WHAT YOU ARE ASKED TO DO →
Restate the full listing word for word and leave the pictures out.

INPUT RECORDS →
========================

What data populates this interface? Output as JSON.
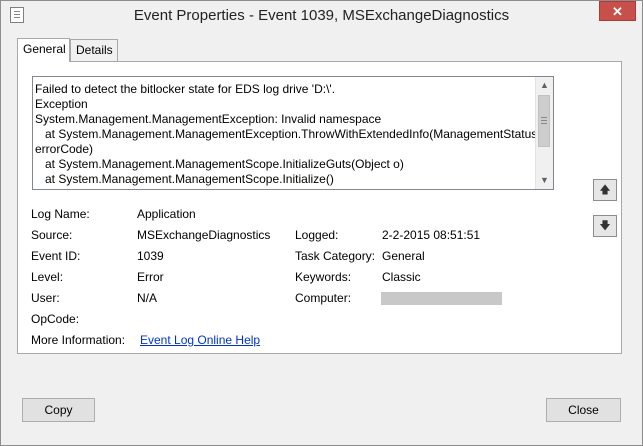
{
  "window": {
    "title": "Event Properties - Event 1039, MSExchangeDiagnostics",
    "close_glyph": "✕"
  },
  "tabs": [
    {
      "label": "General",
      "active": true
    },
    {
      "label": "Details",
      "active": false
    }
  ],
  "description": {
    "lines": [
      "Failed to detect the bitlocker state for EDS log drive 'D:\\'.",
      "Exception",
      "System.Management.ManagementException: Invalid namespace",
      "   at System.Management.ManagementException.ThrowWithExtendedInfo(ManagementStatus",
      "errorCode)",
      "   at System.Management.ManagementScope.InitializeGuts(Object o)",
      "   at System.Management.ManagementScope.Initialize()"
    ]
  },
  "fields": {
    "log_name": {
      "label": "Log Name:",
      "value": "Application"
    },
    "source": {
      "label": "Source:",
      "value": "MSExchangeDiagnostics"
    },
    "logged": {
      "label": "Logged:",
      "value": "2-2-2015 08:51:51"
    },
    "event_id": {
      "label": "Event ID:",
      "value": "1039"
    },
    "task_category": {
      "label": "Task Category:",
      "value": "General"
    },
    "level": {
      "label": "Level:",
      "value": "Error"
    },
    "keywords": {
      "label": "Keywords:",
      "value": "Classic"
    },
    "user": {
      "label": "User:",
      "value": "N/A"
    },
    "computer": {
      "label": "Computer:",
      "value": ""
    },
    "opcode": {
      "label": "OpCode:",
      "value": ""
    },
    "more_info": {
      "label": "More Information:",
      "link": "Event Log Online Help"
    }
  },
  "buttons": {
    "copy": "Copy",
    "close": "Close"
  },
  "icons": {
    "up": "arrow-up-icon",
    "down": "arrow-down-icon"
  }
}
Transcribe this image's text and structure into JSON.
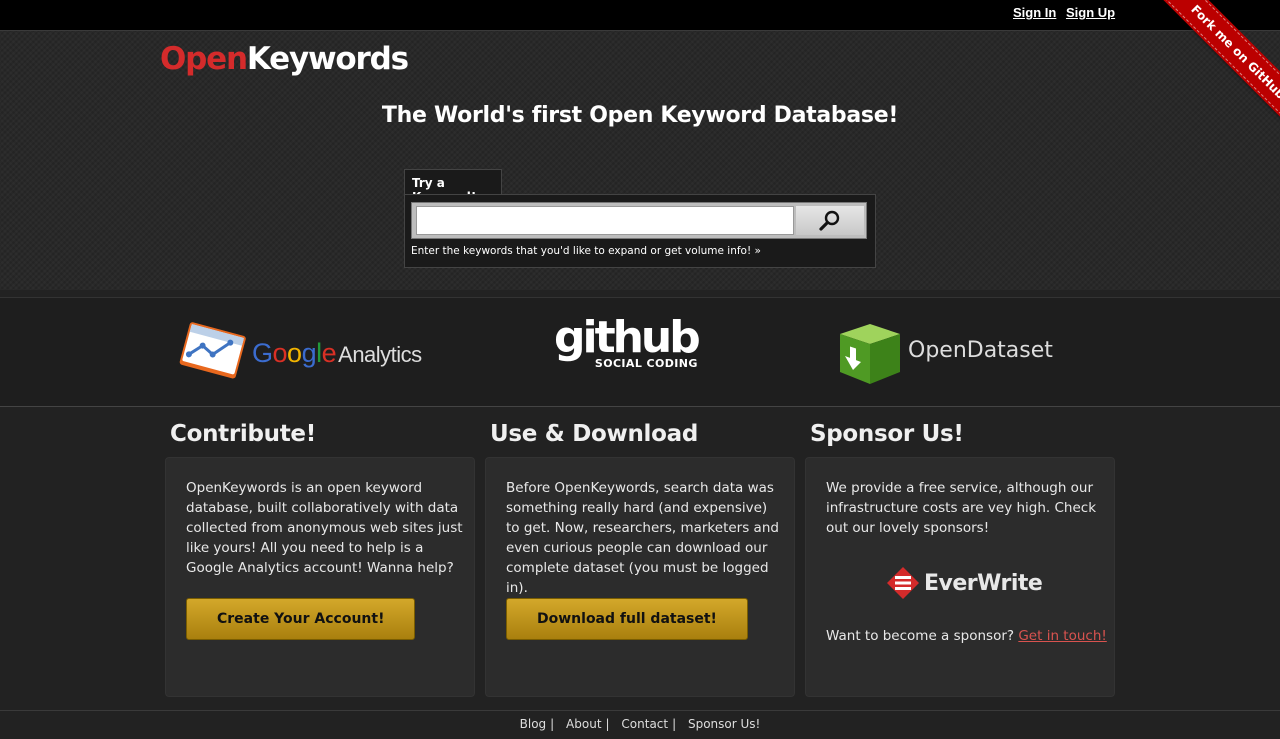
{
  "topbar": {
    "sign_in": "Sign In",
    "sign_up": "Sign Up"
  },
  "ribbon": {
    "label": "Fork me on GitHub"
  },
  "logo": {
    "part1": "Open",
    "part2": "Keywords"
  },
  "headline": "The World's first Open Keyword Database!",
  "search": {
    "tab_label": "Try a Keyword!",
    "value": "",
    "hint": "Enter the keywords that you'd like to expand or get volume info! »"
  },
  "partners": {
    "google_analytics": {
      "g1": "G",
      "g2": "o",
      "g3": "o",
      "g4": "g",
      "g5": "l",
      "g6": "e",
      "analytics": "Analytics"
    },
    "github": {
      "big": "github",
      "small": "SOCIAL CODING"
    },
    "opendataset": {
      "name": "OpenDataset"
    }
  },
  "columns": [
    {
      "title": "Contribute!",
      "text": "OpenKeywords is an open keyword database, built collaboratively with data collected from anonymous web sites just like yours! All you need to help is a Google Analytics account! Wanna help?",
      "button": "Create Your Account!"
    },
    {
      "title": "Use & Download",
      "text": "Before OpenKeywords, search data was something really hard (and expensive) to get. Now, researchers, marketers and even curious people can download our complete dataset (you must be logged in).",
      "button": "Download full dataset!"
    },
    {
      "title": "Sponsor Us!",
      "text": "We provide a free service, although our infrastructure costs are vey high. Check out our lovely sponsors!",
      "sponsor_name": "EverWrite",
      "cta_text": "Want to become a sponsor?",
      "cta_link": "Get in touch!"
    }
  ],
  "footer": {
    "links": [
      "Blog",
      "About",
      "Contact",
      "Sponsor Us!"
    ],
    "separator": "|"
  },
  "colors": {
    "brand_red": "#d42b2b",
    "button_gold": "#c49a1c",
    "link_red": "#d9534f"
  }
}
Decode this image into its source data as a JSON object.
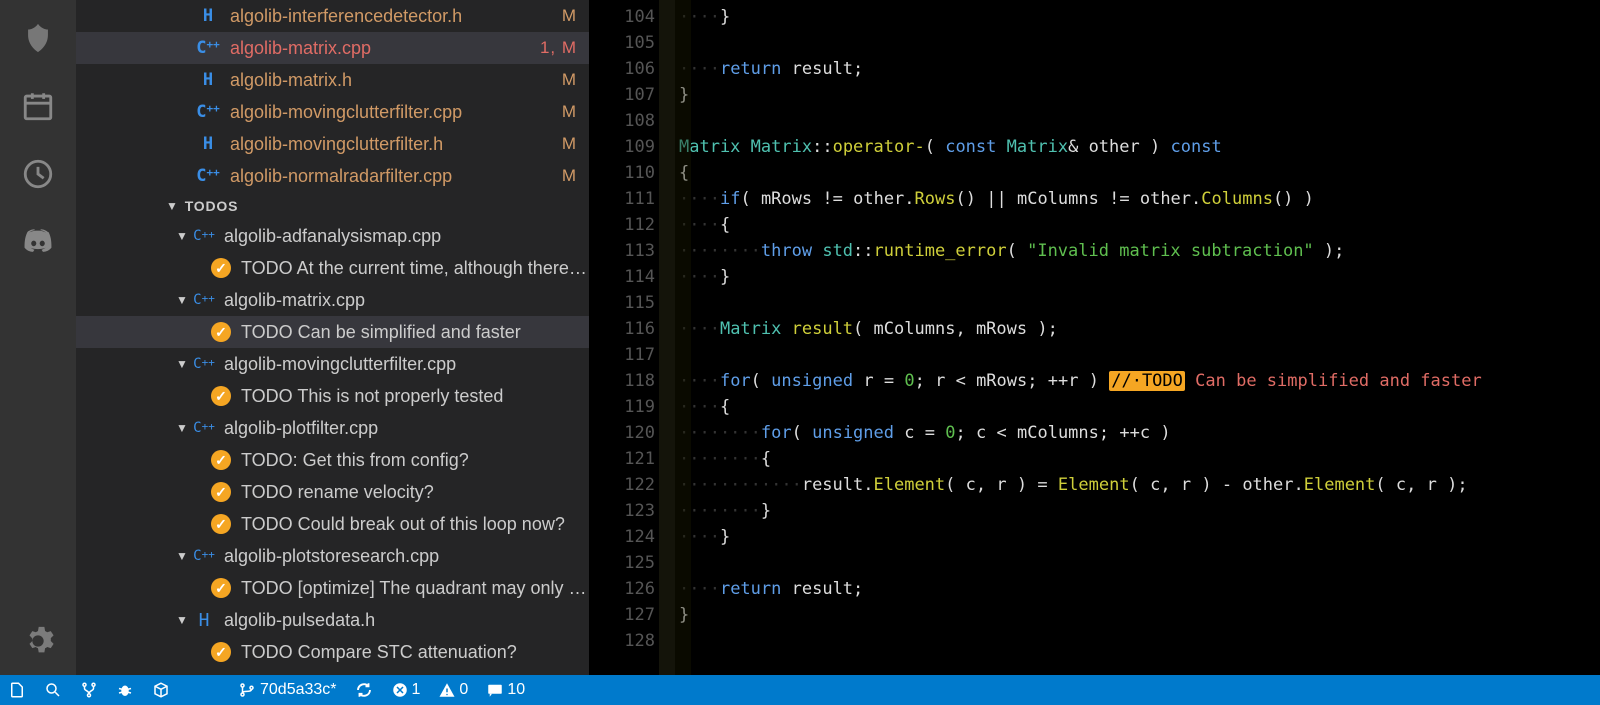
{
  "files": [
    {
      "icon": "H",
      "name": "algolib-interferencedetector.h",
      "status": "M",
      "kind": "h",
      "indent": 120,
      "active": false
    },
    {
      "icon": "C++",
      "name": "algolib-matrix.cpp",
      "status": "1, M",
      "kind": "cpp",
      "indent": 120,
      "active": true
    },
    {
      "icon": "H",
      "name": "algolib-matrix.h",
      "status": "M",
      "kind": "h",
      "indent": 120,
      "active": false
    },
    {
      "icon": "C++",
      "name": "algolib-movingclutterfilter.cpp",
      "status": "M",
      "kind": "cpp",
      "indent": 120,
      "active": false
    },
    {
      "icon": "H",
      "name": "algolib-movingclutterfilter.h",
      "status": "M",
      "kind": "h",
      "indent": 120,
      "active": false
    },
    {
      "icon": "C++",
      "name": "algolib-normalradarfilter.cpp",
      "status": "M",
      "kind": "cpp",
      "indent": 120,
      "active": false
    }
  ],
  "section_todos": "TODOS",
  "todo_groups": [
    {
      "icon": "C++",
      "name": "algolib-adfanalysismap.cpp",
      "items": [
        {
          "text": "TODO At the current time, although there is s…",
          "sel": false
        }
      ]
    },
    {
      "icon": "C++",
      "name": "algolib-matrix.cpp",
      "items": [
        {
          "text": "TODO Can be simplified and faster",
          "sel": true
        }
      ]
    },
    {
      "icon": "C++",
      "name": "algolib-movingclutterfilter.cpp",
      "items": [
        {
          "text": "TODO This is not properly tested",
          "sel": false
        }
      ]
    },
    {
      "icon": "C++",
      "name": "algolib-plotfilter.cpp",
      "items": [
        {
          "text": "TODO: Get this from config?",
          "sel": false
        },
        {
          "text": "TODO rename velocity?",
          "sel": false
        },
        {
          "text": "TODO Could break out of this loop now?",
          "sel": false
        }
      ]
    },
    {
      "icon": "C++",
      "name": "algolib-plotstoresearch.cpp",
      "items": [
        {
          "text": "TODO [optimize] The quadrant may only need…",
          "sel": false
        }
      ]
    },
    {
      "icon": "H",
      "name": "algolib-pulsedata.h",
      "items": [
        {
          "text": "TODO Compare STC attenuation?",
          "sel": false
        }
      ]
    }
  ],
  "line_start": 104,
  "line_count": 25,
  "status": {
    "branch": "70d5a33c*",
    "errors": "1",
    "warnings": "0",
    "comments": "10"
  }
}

========================

FULL OUTPUT →
What data populates this interface? Output as JSON.
{
  "window": {
    "title": "Event Properties - Event 1039, MSExchangeDiagnostics",
    "close_glyph": "✕"
  },
  "tabs": [
    {
      "label": "General",
      "active": true
    },
    {
      "label": "Details",
      "active": false
    }
  ],
  "description": {
    "lines": [
      "Failed to detect the bitlocker state for EDS log drive 'D:\\'.",
      "Exception",
      "System.Management.ManagementException: Invalid namespace",
      "   at System.Management.ManagementException.ThrowWithExtendedInfo(ManagementStatus",
      "errorCode)",
      "   at System.Management.ManagementScope.InitializeGuts(Object o)",
      "   at System.Management.ManagementScope.Initialize()"
    ]
  },
  "fields": {
    "log_name": {
      "label": "Log Name:",
      "value": "Application"
    },
    "source": {
      "label": "Source:",
      "value": "MSExchangeDiagnostics"
    },
    "logged": {
      "label": "Logged:",
      "value": "2-2-2015 08:51:51"
    },
    "event_id": {
      "label": "Event ID:",
      "value": "1039"
    },
    "task_category": {
      "label": "Task Category:",
      "value": "General"
    },
    "level": {
      "label": "Level:",
      "value": "Error"
    },
    "keywords": {
      "label": "Keywords:",
      "value": "Classic"
    },
    "user": {
      "label": "User:",
      "value": "N/A"
    },
    "computer": {
      "label": "Computer:",
      "value": ""
    },
    "opcode": {
      "label": "OpCode:",
      "value": ""
    },
    "more_info": {
      "label": "More Information:",
      "link": "Event Log Online Help"
    }
  },
  "buttons": {
    "copy": "Copy",
    "close": "Close"
  },
  "icons": {
    "up": "arrow-up-icon",
    "down": "arrow-down-icon"
  }
}
Transcribe this image's text and structure into JSON.
{
  "topbar": {
    "sign_in": "Sign In",
    "sign_up": "Sign Up"
  },
  "ribbon": {
    "label": "Fork me on GitHub"
  },
  "logo": {
    "part1": "Open",
    "part2": "Keywords"
  },
  "headline": "The World's first Open Keyword Database!",
  "search": {
    "tab_label": "Try a Keyword!",
    "value": "",
    "hint": "Enter the keywords that you'd like to expand or get volume info! »"
  },
  "partners": {
    "google_analytics": {
      "g1": "G",
      "g2": "o",
      "g3": "o",
      "g4": "g",
      "g5": "l",
      "g6": "e",
      "analytics": "Analytics"
    },
    "github": {
      "big": "github",
      "small": "SOCIAL CODING"
    },
    "opendataset": {
      "name": "OpenDataset"
    }
  },
  "columns": [
    {
      "title": "Contribute!",
      "text": "OpenKeywords is an open keyword database, built collaboratively with data collected from anonymous web sites just like yours! All you need to help is a Google Analytics account! Wanna help?",
      "button": "Create Your Account!"
    },
    {
      "title": "Use & Download",
      "text": "Before OpenKeywords, search data was something really hard (and expensive) to get. Now, researchers, marketers and even curious people can download our complete dataset (you must be logged in).",
      "button": "Download full dataset!"
    },
    {
      "title": "Sponsor Us!",
      "text": "We provide a free service, although our infrastructure costs are vey high. Check out our lovely sponsors!",
      "sponsor_name": "EverWrite",
      "cta_text": "Want to become a sponsor?",
      "cta_link": "Get in touch!"
    }
  ],
  "footer": {
    "links": [
      "Blog",
      "About",
      "Contact",
      "Sponsor Us!"
    ],
    "separator": "|"
  },
  "colors": {
    "brand_red": "#d42b2b",
    "button_gold": "#c49a1c",
    "link_red": "#d9534f"
  }
}
Decode this image into its source data as a JSON object.
{
  "files": [
    {
      "icon": "H",
      "name": "algolib-interferencedetector.h",
      "status": "M",
      "kind": "h",
      "indent": 120,
      "active": false
    },
    {
      "icon": "C++",
      "name": "algolib-matrix.cpp",
      "status": "1, M",
      "kind": "cpp",
      "indent": 120,
      "active": true
    },
    {
      "icon": "H",
      "name": "algolib-matrix.h",
      "status": "M",
      "kind": "h",
      "indent": 120,
      "active": false
    },
    {
      "icon": "C++",
      "name": "algolib-movingclutterfilter.cpp",
      "status": "M",
      "kind": "cpp",
      "indent": 120,
      "active": false
    },
    {
      "icon": "H",
      "name": "algolib-movingclutterfilter.h",
      "status": "M",
      "kind": "h",
      "indent": 120,
      "active": false
    },
    {
      "icon": "C++",
      "name": "algolib-normalradarfilter.cpp",
      "status": "M",
      "kind": "cpp",
      "indent": 120,
      "active": false
    }
  ],
  "section_todos": "TODOS",
  "todo_groups": [
    {
      "icon": "C++",
      "name": "algolib-adfanalysismap.cpp",
      "items": [
        {
          "text": "TODO At the current time, although there is s…",
          "sel": false
        }
      ]
    },
    {
      "icon": "C++",
      "name": "algolib-matrix.cpp",
      "items": [
        {
          "text": "TODO Can be simplified and faster",
          "sel": true
        }
      ]
    },
    {
      "icon": "C++",
      "name": "algolib-movingclutterfilter.cpp",
      "items": [
        {
          "text": "TODO This is not properly tested",
          "sel": false
        }
      ]
    },
    {
      "icon": "C++",
      "name": "algolib-plotfilter.cpp",
      "items": [
        {
          "text": "TODO: Get this from config?",
          "sel": false
        },
        {
          "text": "TODO rename velocity?",
          "sel": false
        },
        {
          "text": "TODO Could break out of this loop now?",
          "sel": false
        }
      ]
    },
    {
      "icon": "C++",
      "name": "algolib-plotstoresearch.cpp",
      "items": [
        {
          "text": "TODO [optimize] The quadrant may only need…",
          "sel": false
        }
      ]
    },
    {
      "icon": "H",
      "name": "algolib-pulsedata.h",
      "items": [
        {
          "text": "TODO Compare STC attenuation?",
          "sel": false
        }
      ]
    }
  ],
  "line_start": 104,
  "line_count": 25,
  "status": {
    "branch": "70d5a33c*",
    "errors": "1",
    "warnings": "0",
    "comments": "10"
  }
}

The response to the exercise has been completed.